[Part of a data file]
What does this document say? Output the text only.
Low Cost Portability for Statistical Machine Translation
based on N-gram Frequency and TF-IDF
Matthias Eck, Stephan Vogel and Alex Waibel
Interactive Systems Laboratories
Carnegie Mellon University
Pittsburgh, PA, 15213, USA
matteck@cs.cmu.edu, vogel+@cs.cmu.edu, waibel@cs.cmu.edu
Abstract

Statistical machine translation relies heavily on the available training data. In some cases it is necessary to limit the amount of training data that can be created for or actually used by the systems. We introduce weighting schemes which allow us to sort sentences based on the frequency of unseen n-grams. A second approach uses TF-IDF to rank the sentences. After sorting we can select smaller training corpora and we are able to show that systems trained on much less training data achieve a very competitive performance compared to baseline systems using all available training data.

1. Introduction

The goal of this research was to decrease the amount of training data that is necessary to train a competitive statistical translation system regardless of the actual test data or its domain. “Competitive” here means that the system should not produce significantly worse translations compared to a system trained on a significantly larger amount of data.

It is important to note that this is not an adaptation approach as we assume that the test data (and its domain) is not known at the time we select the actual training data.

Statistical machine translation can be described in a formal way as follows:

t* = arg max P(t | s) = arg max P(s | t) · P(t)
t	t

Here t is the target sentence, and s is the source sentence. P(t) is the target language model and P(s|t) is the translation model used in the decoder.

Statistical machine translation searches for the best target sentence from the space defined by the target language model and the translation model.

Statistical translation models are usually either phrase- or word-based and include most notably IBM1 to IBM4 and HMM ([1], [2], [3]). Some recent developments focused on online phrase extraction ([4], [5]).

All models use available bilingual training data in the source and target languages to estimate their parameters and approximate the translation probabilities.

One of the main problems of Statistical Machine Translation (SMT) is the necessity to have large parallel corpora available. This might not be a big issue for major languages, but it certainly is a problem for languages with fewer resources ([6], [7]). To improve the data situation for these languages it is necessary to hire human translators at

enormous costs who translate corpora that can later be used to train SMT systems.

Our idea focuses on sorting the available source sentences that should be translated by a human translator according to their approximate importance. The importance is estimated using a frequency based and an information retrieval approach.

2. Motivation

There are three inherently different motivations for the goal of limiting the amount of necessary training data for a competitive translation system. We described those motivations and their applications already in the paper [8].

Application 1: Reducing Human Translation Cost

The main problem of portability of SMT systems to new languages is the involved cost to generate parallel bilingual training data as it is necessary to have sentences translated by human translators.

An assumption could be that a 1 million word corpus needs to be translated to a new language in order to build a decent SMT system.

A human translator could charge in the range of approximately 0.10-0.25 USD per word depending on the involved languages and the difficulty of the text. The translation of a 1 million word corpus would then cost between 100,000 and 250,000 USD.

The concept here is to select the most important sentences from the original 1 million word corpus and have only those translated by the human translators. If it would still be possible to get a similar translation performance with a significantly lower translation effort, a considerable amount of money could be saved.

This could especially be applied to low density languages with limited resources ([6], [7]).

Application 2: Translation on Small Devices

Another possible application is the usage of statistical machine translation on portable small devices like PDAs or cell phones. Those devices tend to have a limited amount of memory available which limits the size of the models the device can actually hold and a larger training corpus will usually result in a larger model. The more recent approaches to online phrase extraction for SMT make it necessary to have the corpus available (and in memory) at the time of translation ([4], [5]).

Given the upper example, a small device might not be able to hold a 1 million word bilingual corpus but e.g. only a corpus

§ **EXERCISE BRIEF**: In the entries above, identify each line that includes the string "models", then copy it.

§ **TASK RESPONSE**:
Statistical translation models are usually either phrase- or word-based and include most notably IBM1 to IBM4 and HMM ([1], [2], [3]). Some recent developments focused on online phrase extraction ([4], [5]).
All models use available bilingual training data in the source and target languages to estimate their parameters and approximate the translation probabilities.
Another possible application is the usage of statistical machine translation on portable small devices like PDAs or cell phones. Those devices tend to have a limited amount of memory available which limits the size of the models the device can actually hold and a larger training corpus will usually result in a larger model. The more recent approaches to online phrase extraction for SMT make it necessary to have the corpus available (and in memory) at the time of translation ([4], [5]).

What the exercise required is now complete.